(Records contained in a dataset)
::::::

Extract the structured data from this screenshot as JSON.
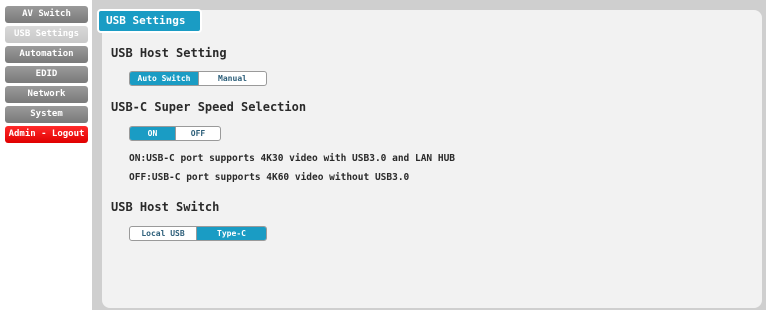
{
  "sidebar": {
    "items": [
      {
        "label": "AV Switch"
      },
      {
        "label": "USB Settings"
      },
      {
        "label": "Automation"
      },
      {
        "label": "EDID"
      },
      {
        "label": "Network"
      },
      {
        "label": "System"
      },
      {
        "label": "Admin - Logout"
      }
    ],
    "active_index": 1
  },
  "page": {
    "title": "USB Settings"
  },
  "usb_host_setting": {
    "title": "USB Host Setting",
    "options": [
      "Auto Switch",
      "Manual"
    ],
    "selected": "Auto Switch"
  },
  "usbc_speed": {
    "title": "USB-C Super Speed Selection",
    "options": [
      "ON",
      "OFF"
    ],
    "selected": "ON",
    "desc_on": "ON:USB-C port supports 4K30 video with USB3.0 and LAN HUB",
    "desc_off": "OFF:USB-C port supports 4K60 video without USB3.0"
  },
  "usb_host_switch": {
    "title": "USB Host Switch",
    "options": [
      "Local USB",
      "Type-C"
    ],
    "selected": "Type-C"
  },
  "colors": {
    "accent": "#1a9cc4",
    "logout": "#ff0000",
    "nav": "#8a8a8a",
    "panel": "#f2f2f2"
  }
}
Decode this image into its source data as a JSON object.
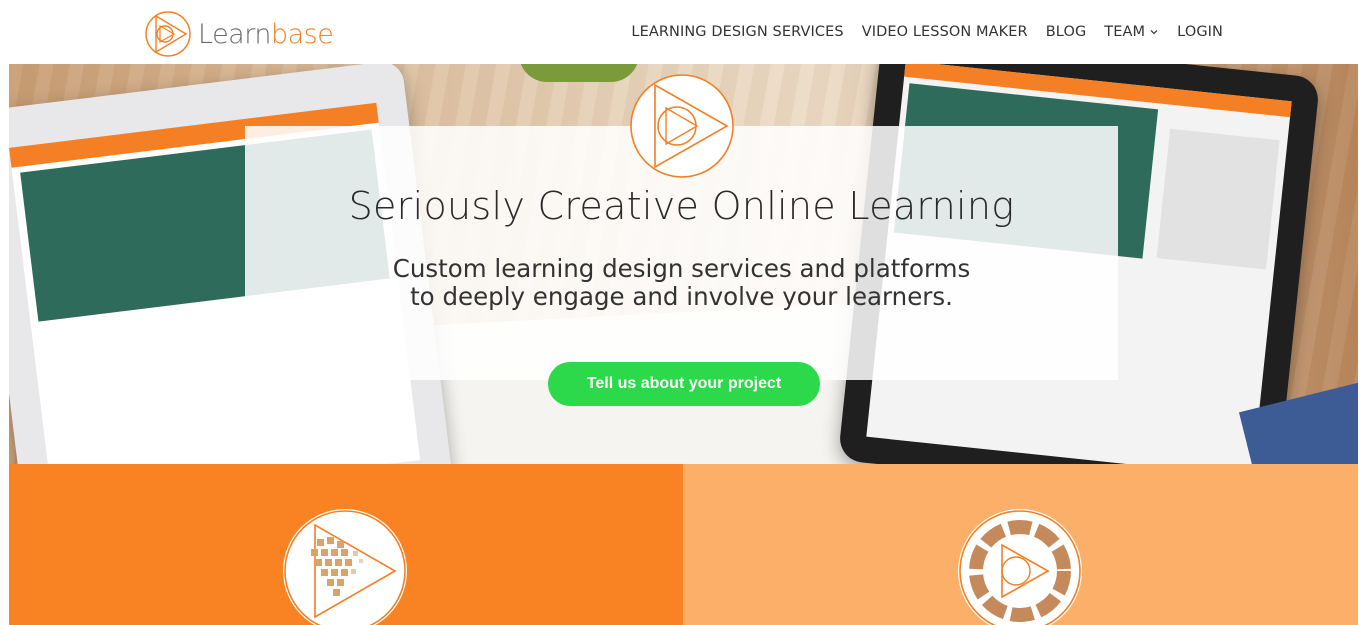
{
  "brand": {
    "name_part1": "Learn",
    "name_part2": "base",
    "accent_color": "#f47f24",
    "logo_icon": "learnbase-play-triangle-icon"
  },
  "nav": {
    "items": [
      {
        "label": "LEARNING DESIGN SERVICES"
      },
      {
        "label": "VIDEO LESSON MAKER"
      },
      {
        "label": "BLOG"
      },
      {
        "label": "TEAM",
        "has_dropdown": true,
        "icon": "chevron-down-icon"
      },
      {
        "label": "LOGIN"
      }
    ]
  },
  "hero": {
    "title": "Seriously Creative Online Learning",
    "subtitle_line1": "Custom learning design services and platforms",
    "subtitle_line2": "to deeply engage and involve your learners.",
    "cta_label": "Tell us about your project",
    "cta_color": "#2bd94a",
    "background": "desk-with-tablets-photo"
  },
  "tiles": [
    {
      "background": "#f98223",
      "icon": "pixel-heart-play-icon"
    },
    {
      "background": "#fbaf68",
      "icon": "hands-circle-play-icon"
    }
  ]
}
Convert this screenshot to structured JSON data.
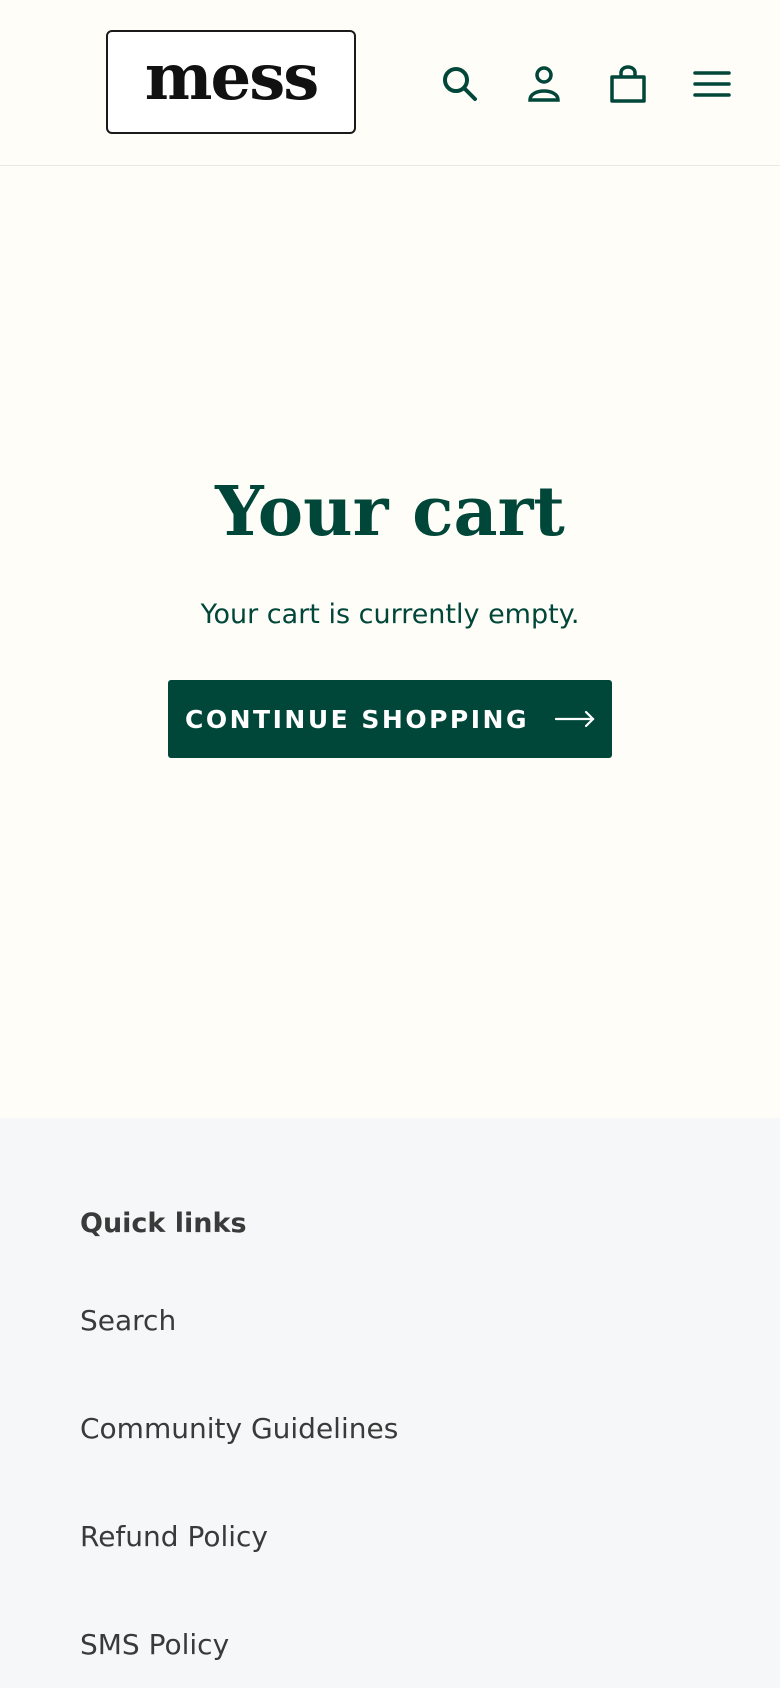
{
  "header": {
    "logo_text": "mess",
    "icons": {
      "search": "search-icon",
      "account": "account-icon",
      "cart": "cart-icon",
      "menu": "menu-icon"
    }
  },
  "cart": {
    "title": "Your cart",
    "empty_message": "Your cart is currently empty.",
    "continue_label": "CONTINUE SHOPPING",
    "continue_icon": "arrow-right-icon"
  },
  "footer": {
    "heading": "Quick links",
    "links": [
      {
        "label": "Search"
      },
      {
        "label": "Community Guidelines"
      },
      {
        "label": "Refund Policy"
      },
      {
        "label": "SMS Policy"
      }
    ]
  },
  "colors": {
    "brand": "#00473a",
    "page_background": "#fffdf7",
    "footer_background": "#f6f7f8",
    "footer_text": "#3a3a3a"
  }
}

::::::

> _What is needed_
Retype all entries exactly as they appear, dropping the images.

> _Answer_
Extract the structured data from this screenshot as JSON.
{
  "sidebar": {
    "items": [
      {
        "label": "AV Switch"
      },
      {
        "label": "USB Settings"
      },
      {
        "label": "Automation"
      },
      {
        "label": "EDID"
      },
      {
        "label": "Network"
      },
      {
        "label": "System"
      },
      {
        "label": "Admin - Logout"
      }
    ],
    "active_index": 1
  },
  "page": {
    "title": "USB Settings"
  },
  "usb_host_setting": {
    "title": "USB Host Setting",
    "options": [
      "Auto Switch",
      "Manual"
    ],
    "selected": "Auto Switch"
  },
  "usbc_speed": {
    "title": "USB-C Super Speed Selection",
    "options": [
      "ON",
      "OFF"
    ],
    "selected": "ON",
    "desc_on": "ON:USB-C port supports 4K30 video with USB3.0 and LAN HUB",
    "desc_off": "OFF:USB-C port supports 4K60 video without USB3.0"
  },
  "usb_host_switch": {
    "title": "USB Host Switch",
    "options": [
      "Local USB",
      "Type-C"
    ],
    "selected": "Type-C"
  },
  "colors": {
    "accent": "#1a9cc4",
    "logout": "#ff0000",
    "nav": "#8a8a8a",
    "panel": "#f2f2f2"
  }
}
Decode this image into its source data as a JSON object.
{
  "brand": {
    "name_part1": "Learn",
    "name_part2": "base",
    "accent_color": "#f47f24",
    "logo_icon": "learnbase-play-triangle-icon"
  },
  "nav": {
    "items": [
      {
        "label": "LEARNING DESIGN SERVICES"
      },
      {
        "label": "VIDEO LESSON MAKER"
      },
      {
        "label": "BLOG"
      },
      {
        "label": "TEAM",
        "has_dropdown": true,
        "icon": "chevron-down-icon"
      },
      {
        "label": "LOGIN"
      }
    ]
  },
  "hero": {
    "title": "Seriously Creative Online Learning",
    "subtitle_line1": "Custom learning design services and platforms",
    "subtitle_line2": "to deeply engage and involve your learners.",
    "cta_label": "Tell us about your project",
    "cta_color": "#2bd94a",
    "background": "desk-with-tablets-photo"
  },
  "tiles": [
    {
      "background": "#f98223",
      "icon": "pixel-heart-play-icon"
    },
    {
      "background": "#fbaf68",
      "icon": "hands-circle-play-icon"
    }
  ]
}
Convert this screenshot to structured JSON data.
{
  "header": {
    "logo_text": "mess",
    "icons": {
      "search": "search-icon",
      "account": "account-icon",
      "cart": "cart-icon",
      "menu": "menu-icon"
    }
  },
  "cart": {
    "title": "Your cart",
    "empty_message": "Your cart is currently empty.",
    "continue_label": "CONTINUE SHOPPING",
    "continue_icon": "arrow-right-icon"
  },
  "footer": {
    "heading": "Quick links",
    "links": [
      {
        "label": "Search"
      },
      {
        "label": "Community Guidelines"
      },
      {
        "label": "Refund Policy"
      },
      {
        "label": "SMS Policy"
      }
    ]
  },
  "colors": {
    "brand": "#00473a",
    "page_background": "#fffdf7",
    "footer_background": "#f6f7f8",
    "footer_text": "#3a3a3a"
  }
}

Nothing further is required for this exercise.